TEXT PROVIDED:

Two major bookstores in Paris simultaneously bought outdoor space (posters) to advertise their services during the month of July.
FNAC is a chain of stores that sells books, mostly best sellers. It also sells CDs, DVDs, video games, phones, TV sets, computers; it is a mix of Best Buy and Barnes & Noble.
Gibert Jeune is another major bookstore, particularly for students in Paris. Located in the Latin Quarter (and in the 13th district), it sells textbooks and scientific books in most of the academic fields (liberal arts, medicine, business, math, physics). It also buys and sells used books.
Both of them compete with Amazon, online and offline, in different ways. Note that none of the ads mention that the stores offer a drive (where you can order a book online and pick it up at a store -"retrait en magasin", cf. Amazon Locker Delivery). Both campaigns highlight two different sets of USPs:
- Gibert Joseph's USP is that it is a real bookstore where you can actually handle the books ("à portée de main") and skim through the store's enormous inhouse inventory (500,000 books). It is also very close to you (less than 30 minutes, wherever you live once you are in the metro).

Dataset entries:
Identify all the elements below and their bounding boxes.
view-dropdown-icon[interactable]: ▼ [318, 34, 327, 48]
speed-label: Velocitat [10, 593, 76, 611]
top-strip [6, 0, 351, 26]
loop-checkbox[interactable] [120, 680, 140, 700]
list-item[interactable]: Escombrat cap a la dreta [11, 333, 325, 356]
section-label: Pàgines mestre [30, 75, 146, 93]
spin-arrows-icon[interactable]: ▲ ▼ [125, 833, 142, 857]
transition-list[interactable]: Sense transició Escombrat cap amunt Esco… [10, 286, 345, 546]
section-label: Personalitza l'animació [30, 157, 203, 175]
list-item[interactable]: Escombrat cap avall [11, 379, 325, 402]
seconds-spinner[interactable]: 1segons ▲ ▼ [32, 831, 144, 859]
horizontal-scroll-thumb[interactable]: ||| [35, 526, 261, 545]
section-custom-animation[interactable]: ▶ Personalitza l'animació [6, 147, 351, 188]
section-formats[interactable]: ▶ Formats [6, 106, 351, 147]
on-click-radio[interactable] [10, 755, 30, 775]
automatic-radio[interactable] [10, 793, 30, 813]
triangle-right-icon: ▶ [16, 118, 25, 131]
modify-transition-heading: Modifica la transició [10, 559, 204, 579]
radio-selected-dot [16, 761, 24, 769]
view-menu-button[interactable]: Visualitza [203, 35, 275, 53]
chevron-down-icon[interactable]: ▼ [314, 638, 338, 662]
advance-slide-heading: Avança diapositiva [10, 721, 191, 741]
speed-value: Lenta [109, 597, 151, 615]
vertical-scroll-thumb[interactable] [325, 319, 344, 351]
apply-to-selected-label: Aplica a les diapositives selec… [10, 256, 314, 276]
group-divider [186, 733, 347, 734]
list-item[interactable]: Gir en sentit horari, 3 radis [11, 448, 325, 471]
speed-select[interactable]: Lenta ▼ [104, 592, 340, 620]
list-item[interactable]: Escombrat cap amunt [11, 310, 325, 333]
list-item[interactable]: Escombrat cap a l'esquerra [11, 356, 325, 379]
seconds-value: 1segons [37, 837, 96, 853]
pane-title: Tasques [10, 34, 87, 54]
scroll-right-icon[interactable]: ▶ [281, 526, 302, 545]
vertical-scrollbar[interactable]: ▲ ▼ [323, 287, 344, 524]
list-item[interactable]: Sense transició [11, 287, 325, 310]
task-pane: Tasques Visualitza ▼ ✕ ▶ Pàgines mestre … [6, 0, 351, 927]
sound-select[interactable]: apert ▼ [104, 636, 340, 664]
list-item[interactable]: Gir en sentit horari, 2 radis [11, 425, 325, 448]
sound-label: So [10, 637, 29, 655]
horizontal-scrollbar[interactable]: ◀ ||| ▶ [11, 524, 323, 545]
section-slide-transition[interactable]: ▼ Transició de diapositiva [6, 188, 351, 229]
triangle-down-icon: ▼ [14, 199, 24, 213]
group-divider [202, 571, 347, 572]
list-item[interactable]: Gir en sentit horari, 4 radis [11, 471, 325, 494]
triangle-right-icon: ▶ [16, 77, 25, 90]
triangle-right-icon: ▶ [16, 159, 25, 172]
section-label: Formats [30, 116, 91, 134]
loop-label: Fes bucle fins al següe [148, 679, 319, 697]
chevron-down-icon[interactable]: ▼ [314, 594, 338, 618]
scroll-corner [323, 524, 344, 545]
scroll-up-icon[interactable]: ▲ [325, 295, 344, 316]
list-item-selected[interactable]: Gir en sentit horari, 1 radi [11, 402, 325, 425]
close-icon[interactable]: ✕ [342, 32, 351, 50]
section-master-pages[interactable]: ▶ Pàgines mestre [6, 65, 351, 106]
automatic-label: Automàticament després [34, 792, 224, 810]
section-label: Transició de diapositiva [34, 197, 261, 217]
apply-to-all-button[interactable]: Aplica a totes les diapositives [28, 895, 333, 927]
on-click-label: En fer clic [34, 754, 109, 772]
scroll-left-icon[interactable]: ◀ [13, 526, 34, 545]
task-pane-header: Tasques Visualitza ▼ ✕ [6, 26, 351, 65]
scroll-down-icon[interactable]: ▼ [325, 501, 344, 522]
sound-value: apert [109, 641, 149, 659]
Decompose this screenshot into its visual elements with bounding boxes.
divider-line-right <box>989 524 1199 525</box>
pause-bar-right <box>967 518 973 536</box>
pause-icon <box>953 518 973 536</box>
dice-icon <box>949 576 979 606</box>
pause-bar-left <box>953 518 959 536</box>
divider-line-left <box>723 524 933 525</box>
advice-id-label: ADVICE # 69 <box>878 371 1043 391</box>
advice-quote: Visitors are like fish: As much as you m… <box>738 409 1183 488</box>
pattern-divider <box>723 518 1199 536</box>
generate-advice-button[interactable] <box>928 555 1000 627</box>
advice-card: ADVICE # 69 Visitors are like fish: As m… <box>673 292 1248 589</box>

PROBLEMS AND TASKS:
[A] Print the passage from the text on the Paris bookstore ads, starting at "Gibert Jeune is" and ending at "sells used books.".
[B] Does the text on the Paris bookstore ads support each statement: (i) FNAC sells video games and phones; (ii) the ads mention that customers can order a book online and pick it up at a store; (iii) Gibert Jeune buys used books? Answer yes or no for each, quoting the words of the text that decide it.
[C] Can you write the next part of the text on the Paris bookstore ads, picking up after its final sentence?

OUTPUTS FOR THE TASKS:
[A]
Gibert Jeune is another major bookstore, particularly for students in Paris. Located in the Latin Quarter (and in the 13th district), it sells textbooks and scientific books in most of the academic fields (liberal arts, medicine, business, math, physics). It also buys and sells used books.

[B]
(i) Yes: "It also sells CDs, DVDs, video games, phones, TV sets, computers"
(ii) No: "none of the ads mention that the stores offer a drive (where you can order a book online and pick it up at a store"
(iii) Yes: "It also buys and sells used books."

[C]
- FNAC's USPs are:
- it delivers books for free.
- it sells an eReader, so you can travel light while on vacation. The price of the Kobo eReader is comparable to the Kindle Touch (amazon).
Both advertising campaigns share a common point in that they are very traditional (posters). It might have been more convincing had they taken advantage of the network of digital screens located throughout the metro (DOOH). Given the main target, something interactive could be effective, for instance using smartphones and apps.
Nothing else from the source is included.